**** Data to use

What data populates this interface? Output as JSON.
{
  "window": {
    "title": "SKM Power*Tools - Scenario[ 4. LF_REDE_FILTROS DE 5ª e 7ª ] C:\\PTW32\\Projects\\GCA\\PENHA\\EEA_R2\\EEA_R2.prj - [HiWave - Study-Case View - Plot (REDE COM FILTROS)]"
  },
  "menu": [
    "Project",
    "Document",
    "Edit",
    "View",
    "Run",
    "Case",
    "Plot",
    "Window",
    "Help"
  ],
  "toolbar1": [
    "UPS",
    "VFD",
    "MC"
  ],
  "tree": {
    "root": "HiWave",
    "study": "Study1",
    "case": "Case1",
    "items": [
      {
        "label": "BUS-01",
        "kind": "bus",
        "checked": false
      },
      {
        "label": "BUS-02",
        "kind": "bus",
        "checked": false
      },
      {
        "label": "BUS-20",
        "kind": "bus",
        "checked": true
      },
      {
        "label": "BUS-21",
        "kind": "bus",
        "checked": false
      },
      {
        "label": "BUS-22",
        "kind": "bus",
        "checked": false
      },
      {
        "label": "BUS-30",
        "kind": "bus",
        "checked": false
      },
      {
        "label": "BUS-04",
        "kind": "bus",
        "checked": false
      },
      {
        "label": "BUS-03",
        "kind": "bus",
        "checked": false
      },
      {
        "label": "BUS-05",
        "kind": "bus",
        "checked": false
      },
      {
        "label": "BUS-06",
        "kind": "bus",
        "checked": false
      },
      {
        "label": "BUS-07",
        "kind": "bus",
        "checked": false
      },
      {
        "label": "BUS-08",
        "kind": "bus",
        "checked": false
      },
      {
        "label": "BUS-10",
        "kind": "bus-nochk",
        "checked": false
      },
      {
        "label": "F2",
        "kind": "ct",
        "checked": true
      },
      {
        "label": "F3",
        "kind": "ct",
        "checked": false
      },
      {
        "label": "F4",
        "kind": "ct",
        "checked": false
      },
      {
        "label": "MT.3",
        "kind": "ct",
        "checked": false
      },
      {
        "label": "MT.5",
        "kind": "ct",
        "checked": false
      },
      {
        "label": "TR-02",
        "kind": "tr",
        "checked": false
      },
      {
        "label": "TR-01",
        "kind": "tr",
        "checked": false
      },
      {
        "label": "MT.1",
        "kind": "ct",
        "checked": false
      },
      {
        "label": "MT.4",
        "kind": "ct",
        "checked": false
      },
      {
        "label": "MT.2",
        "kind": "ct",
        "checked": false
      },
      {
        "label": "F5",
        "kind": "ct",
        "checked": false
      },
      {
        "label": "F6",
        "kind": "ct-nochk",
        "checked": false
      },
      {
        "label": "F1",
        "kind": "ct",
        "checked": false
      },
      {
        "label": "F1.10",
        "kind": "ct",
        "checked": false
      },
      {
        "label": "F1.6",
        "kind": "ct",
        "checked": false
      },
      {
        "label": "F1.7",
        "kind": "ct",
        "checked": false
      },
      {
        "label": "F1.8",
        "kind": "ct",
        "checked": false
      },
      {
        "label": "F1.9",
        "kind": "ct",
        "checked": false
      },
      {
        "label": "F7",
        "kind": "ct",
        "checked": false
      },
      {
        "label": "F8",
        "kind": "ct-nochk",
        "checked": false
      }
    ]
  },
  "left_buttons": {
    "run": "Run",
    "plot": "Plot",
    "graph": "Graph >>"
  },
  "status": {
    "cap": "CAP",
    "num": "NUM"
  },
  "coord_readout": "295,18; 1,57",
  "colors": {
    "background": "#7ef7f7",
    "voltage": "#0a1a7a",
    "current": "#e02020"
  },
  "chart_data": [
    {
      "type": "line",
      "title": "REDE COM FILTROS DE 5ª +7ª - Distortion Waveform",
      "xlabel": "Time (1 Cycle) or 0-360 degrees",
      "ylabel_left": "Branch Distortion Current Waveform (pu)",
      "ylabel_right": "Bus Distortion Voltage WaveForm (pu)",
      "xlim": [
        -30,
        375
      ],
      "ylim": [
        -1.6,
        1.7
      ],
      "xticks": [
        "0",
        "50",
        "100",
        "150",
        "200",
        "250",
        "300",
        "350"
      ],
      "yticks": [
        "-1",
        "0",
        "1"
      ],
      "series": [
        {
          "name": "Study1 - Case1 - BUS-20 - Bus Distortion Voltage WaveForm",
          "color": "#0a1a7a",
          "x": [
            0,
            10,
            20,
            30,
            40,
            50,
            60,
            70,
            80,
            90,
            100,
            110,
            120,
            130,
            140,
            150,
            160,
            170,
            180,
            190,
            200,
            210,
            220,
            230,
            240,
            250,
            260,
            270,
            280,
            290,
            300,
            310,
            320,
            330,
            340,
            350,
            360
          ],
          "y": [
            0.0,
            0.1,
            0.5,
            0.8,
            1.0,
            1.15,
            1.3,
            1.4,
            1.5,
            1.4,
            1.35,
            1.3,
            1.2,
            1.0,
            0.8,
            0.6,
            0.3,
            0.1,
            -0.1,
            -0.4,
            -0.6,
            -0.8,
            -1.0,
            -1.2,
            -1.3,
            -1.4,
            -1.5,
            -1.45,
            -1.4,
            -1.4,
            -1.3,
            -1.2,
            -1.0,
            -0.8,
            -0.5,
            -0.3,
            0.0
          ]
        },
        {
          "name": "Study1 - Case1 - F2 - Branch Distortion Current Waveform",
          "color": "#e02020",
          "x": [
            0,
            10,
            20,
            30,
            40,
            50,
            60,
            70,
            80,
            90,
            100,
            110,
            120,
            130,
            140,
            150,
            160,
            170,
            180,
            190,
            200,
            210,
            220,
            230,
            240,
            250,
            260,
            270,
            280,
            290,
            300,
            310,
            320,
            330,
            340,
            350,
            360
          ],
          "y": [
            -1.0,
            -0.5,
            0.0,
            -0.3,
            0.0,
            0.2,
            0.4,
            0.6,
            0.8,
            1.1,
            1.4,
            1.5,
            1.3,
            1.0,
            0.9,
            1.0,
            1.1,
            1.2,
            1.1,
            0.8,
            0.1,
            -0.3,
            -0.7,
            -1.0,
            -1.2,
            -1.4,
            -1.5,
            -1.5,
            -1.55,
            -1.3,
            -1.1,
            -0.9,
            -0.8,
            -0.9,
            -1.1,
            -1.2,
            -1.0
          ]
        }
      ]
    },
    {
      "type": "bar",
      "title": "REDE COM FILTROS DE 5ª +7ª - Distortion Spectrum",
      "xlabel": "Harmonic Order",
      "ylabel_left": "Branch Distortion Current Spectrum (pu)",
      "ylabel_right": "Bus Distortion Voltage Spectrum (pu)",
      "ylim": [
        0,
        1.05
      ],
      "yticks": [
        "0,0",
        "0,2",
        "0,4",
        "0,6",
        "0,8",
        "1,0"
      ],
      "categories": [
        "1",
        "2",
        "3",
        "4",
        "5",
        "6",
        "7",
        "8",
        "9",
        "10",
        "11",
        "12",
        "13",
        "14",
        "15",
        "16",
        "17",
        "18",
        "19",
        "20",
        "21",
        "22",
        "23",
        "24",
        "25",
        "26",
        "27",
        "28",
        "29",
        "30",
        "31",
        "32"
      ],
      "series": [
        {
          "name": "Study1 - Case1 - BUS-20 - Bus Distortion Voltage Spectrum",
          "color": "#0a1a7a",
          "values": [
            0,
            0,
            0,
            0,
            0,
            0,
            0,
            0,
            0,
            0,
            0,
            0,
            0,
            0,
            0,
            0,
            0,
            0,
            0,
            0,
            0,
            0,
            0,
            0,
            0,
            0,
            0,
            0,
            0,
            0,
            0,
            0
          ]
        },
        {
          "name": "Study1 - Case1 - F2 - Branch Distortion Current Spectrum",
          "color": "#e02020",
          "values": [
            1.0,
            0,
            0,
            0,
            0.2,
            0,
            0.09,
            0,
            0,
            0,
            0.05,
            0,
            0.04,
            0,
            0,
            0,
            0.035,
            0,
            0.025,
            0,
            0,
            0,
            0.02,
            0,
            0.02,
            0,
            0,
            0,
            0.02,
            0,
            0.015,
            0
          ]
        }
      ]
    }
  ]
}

********

— Exercise goal —
Give only the number of lines in the records that include the word "View".

— Response to this task —
2